Begin Records for the task

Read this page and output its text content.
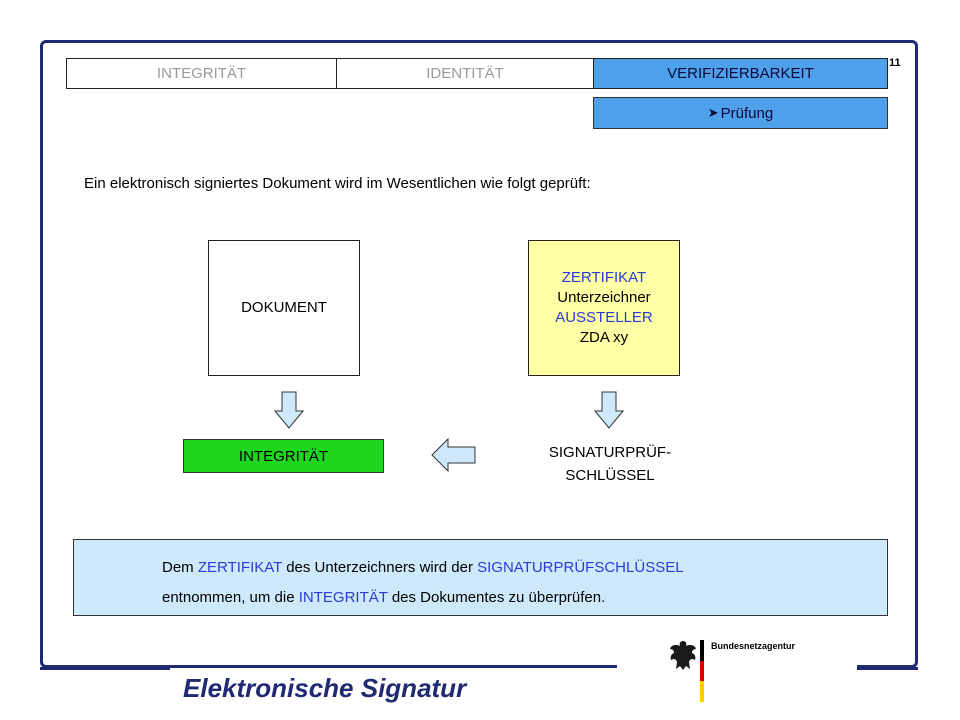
11
INTEGRITÄT	IDENTITÄT	VERIFIZIERBARKEIT
➤ Prüfung
Ein elektronisch signiertes Dokument wird im Wesentlichen wie folgt geprüft:
DOKUMENT
ZERTIFIKAT
Unterzeichner
AUSSTELLER
ZDA xy
INTEGRITÄT	SIGNATURPRÜF-
SCHLÜSSEL
Dem ZERTIFIKAT des Unterzeichners wird der SIGNATURPRÜFSCHLÜSSEL
entnommen, um die INTEGRITÄT des Dokumentes zu überprüfen.
Elektronische Signatur
Bundesnetzagentur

End Records for the task

*To be done*: Give only the number of lines in the preceding material that contain the string "ZERTIFIKAT".

*The result*: 2